> **What to produce**: Write out every line below that includes the word "배설물을".

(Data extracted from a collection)
* Begin *
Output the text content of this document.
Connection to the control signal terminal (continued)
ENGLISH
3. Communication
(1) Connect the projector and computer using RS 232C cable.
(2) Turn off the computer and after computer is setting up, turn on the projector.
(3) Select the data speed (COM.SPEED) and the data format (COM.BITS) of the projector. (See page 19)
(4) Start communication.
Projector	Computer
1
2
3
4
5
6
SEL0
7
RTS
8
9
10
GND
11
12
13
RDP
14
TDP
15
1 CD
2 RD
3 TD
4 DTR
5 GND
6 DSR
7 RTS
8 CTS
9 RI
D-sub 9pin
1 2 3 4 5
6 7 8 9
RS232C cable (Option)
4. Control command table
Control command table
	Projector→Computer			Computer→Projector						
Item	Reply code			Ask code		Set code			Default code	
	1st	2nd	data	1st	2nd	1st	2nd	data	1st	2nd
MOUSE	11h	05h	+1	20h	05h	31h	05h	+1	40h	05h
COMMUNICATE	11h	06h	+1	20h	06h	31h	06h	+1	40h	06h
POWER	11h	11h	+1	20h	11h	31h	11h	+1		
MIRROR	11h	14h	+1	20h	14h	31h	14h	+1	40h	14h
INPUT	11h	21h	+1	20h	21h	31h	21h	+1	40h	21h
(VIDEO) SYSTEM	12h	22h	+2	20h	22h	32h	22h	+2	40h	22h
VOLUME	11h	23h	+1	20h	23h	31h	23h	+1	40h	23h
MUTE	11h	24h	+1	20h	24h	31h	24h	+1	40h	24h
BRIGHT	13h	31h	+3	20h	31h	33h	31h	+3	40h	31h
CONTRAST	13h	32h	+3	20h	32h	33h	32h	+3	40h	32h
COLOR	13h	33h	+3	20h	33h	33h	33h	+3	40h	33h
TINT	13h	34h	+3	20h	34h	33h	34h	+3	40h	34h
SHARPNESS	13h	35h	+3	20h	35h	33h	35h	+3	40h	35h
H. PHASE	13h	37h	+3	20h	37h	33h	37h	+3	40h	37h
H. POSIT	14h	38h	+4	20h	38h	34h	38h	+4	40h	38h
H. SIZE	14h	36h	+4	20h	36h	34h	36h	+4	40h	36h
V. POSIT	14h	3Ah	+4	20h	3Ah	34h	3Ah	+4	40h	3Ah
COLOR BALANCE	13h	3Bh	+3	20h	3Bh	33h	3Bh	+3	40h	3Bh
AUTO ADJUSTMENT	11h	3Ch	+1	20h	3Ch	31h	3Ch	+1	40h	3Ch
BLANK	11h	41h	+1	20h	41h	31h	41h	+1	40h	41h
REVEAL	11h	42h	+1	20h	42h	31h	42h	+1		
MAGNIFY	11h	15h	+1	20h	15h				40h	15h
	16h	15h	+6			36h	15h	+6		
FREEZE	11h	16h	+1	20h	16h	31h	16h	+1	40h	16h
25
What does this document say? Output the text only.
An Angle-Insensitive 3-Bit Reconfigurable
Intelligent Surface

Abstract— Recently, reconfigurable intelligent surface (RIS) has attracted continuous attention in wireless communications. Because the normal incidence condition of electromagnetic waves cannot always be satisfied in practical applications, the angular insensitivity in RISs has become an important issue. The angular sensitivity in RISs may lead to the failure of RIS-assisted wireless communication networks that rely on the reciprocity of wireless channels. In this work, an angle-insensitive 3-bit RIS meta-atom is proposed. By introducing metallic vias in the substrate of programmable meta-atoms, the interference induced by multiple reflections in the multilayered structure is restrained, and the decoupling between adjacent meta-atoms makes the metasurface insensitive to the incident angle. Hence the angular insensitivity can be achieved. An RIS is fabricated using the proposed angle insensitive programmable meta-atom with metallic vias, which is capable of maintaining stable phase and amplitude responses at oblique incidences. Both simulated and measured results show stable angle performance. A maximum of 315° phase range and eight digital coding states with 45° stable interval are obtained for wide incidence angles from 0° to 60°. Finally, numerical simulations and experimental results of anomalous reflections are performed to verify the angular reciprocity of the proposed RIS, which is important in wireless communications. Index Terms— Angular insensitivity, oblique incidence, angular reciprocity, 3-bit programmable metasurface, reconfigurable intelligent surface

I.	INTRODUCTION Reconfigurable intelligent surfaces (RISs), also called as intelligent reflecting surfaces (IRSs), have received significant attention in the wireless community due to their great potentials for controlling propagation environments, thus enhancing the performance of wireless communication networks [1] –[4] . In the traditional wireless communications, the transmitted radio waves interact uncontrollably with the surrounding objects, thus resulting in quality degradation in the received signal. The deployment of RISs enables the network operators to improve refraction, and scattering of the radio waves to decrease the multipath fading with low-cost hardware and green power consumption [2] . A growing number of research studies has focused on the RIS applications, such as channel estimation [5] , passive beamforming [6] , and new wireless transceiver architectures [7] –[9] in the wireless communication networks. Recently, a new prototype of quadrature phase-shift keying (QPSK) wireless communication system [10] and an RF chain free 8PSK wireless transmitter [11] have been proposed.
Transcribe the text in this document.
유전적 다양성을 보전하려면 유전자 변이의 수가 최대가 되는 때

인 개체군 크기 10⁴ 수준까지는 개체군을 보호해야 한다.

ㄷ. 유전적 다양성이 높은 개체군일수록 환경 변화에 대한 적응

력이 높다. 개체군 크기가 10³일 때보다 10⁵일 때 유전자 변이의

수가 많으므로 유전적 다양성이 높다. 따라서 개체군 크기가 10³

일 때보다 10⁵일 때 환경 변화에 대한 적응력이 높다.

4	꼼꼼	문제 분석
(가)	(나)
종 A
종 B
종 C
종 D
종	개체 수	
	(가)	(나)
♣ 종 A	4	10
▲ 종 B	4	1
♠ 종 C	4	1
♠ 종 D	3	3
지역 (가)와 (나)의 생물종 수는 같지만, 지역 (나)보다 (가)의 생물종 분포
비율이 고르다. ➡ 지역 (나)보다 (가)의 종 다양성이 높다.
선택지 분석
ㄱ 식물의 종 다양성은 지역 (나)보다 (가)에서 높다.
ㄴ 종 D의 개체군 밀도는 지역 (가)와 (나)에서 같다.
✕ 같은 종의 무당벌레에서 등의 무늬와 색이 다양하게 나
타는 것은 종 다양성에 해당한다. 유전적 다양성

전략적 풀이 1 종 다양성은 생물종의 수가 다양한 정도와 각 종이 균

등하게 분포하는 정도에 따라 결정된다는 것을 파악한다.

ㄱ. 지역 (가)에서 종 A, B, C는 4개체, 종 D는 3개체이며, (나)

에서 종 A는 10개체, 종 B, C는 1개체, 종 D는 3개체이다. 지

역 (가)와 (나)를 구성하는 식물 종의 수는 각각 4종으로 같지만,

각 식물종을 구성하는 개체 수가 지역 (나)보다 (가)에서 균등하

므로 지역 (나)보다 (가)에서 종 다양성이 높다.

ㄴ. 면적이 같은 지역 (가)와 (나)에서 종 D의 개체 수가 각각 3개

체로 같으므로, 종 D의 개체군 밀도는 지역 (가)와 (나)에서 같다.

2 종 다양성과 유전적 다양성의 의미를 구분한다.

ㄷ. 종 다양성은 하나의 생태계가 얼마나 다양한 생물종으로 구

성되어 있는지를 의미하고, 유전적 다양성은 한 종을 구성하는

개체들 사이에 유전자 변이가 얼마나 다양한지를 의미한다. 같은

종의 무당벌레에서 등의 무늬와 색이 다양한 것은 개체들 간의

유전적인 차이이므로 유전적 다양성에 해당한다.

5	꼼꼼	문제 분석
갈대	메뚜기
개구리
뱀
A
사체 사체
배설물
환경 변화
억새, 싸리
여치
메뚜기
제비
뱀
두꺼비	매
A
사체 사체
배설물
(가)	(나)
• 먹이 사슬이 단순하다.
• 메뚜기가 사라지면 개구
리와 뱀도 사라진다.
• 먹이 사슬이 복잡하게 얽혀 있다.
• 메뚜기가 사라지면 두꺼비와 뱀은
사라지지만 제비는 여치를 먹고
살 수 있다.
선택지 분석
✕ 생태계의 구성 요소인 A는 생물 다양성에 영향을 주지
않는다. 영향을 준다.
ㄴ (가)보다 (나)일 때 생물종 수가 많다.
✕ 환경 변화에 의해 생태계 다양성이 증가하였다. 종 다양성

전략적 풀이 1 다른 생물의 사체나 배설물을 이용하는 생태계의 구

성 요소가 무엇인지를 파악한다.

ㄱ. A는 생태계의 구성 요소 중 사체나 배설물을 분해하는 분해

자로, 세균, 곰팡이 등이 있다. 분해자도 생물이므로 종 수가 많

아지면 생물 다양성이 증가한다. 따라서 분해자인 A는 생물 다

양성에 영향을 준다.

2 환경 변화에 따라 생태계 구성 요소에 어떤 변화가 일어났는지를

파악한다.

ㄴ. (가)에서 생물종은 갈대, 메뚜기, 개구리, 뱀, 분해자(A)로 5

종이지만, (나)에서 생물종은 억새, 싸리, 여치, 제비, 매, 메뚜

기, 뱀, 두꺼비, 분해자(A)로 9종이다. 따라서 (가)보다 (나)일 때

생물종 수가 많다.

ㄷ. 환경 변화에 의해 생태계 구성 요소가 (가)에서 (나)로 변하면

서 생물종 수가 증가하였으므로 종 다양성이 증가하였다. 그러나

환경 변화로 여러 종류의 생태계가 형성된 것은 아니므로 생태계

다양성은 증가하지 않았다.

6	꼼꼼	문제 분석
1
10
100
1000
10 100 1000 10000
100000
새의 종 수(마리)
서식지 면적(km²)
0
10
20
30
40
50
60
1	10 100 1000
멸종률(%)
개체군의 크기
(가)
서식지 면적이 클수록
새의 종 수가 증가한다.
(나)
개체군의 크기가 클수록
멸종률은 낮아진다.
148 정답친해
* End *
> **Task answer**:
전략적 풀이 1 다른 생물의 사체나 배설물을 이용하는 생태계의 구
ㄱ. A는 생태계의 구성 요소 중 사체나 배설물을 분해하는 분해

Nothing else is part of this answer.